• [Work to do] In the entries that follow, find the word "show" and report each line it is on.

• [Extracted entries]
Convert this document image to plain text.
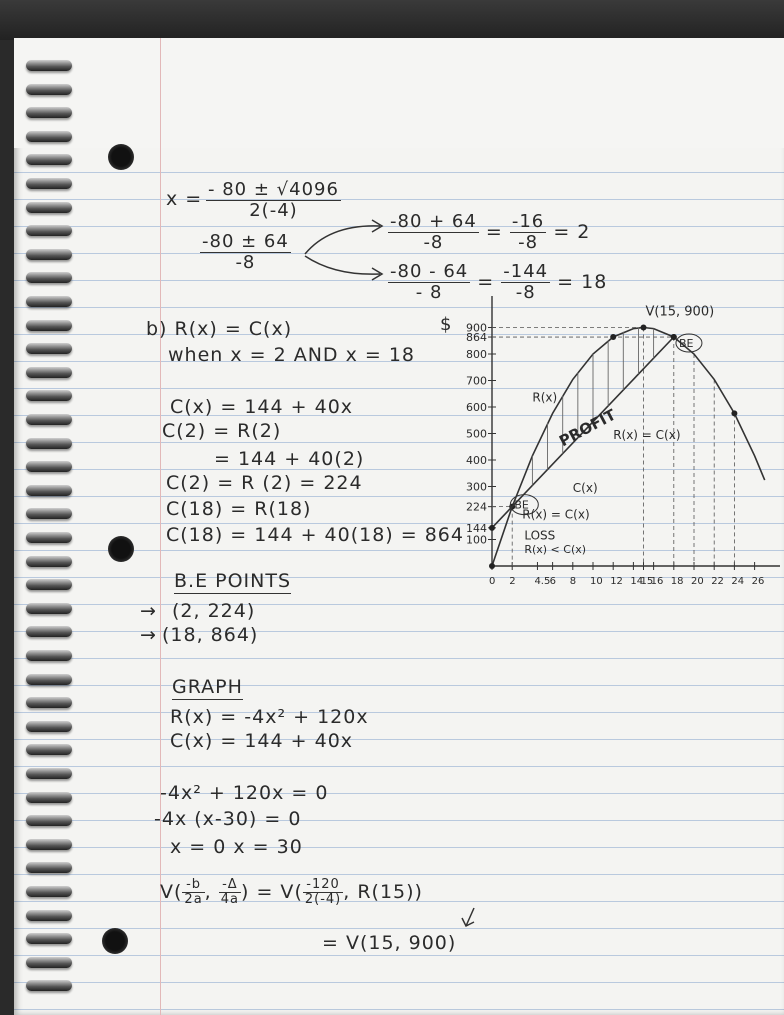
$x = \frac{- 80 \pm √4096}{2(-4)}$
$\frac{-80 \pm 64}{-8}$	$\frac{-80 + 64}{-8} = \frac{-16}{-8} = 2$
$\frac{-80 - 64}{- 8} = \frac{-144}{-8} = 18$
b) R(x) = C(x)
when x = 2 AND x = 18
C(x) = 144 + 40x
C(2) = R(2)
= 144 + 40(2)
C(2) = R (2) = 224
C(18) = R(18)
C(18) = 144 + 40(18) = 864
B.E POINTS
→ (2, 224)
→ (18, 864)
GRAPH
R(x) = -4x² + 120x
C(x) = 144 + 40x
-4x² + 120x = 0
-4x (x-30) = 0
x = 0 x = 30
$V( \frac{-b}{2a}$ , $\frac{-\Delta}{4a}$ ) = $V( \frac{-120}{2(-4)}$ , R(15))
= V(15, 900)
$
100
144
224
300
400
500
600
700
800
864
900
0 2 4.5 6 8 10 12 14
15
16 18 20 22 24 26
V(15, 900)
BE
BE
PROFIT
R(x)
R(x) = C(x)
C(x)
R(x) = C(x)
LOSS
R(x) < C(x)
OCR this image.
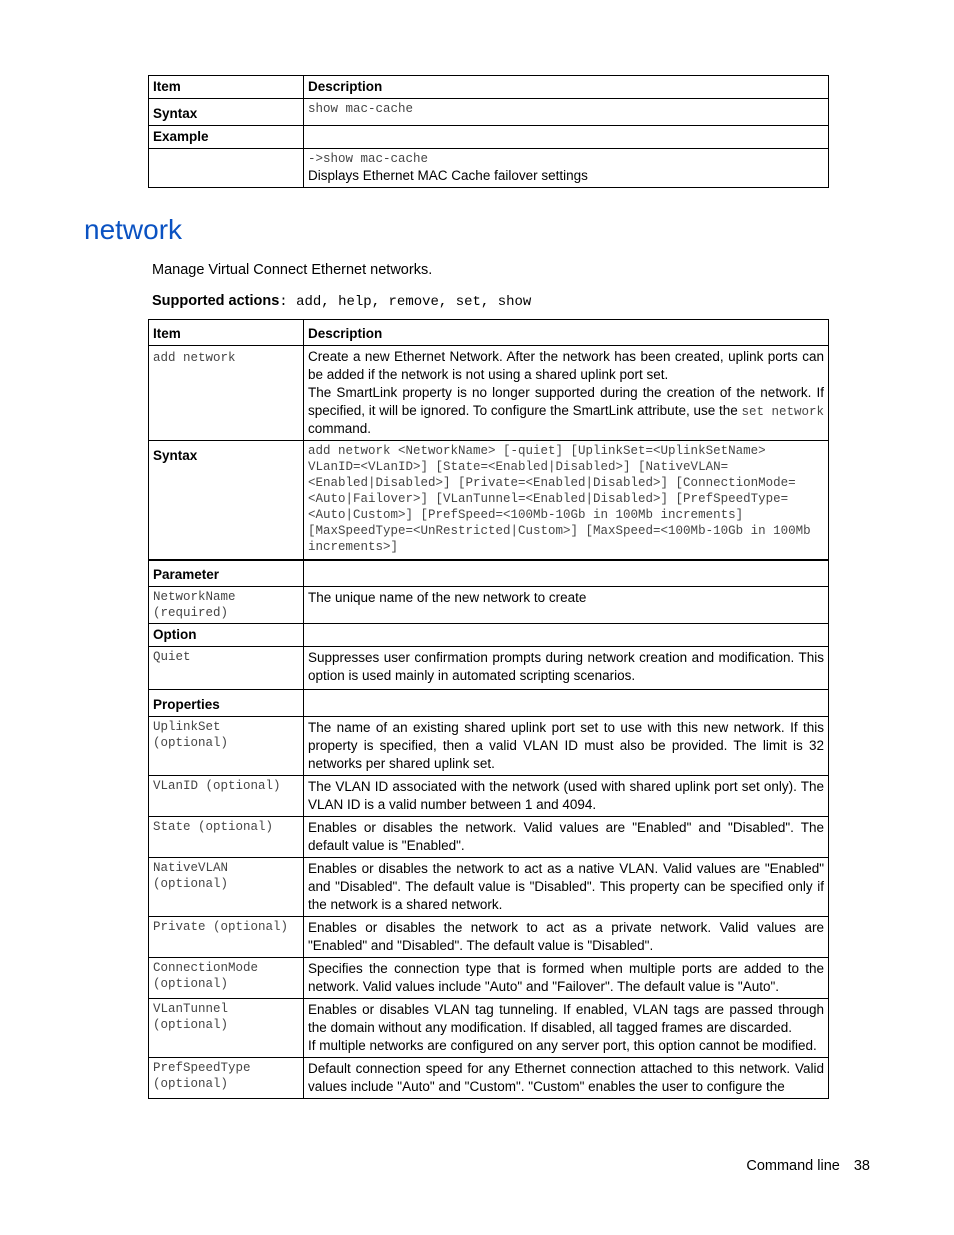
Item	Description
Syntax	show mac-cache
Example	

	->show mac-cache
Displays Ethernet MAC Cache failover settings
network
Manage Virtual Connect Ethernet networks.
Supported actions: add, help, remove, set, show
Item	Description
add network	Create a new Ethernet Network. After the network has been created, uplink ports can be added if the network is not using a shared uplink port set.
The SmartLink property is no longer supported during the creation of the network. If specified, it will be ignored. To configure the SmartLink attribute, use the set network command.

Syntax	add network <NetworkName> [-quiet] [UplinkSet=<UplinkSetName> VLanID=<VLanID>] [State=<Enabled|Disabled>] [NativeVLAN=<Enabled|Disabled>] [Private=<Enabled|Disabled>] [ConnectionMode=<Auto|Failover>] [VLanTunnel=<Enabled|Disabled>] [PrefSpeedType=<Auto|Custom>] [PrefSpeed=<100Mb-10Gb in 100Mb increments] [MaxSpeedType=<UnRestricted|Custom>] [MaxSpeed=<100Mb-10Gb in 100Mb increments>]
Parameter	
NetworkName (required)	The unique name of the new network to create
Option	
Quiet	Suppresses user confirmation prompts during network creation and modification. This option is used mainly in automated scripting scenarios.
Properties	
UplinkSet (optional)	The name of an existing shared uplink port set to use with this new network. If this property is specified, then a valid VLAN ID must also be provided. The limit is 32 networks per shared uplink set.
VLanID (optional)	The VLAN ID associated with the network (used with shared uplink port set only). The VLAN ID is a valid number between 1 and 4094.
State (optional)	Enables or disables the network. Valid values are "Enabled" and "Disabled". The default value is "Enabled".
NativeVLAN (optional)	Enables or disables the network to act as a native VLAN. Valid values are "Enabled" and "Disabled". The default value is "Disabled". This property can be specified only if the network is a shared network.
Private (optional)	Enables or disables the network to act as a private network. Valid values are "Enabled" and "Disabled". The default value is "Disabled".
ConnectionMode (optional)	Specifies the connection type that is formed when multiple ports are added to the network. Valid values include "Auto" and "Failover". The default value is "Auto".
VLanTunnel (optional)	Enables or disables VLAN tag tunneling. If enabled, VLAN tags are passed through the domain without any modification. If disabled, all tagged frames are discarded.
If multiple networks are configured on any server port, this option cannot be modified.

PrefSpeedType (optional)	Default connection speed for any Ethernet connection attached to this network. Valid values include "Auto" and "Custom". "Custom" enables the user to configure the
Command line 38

• [Result for this exercise]
Syntax	show mac-cache
	->show mac-cache
Supported actions: add, help, remove, set, show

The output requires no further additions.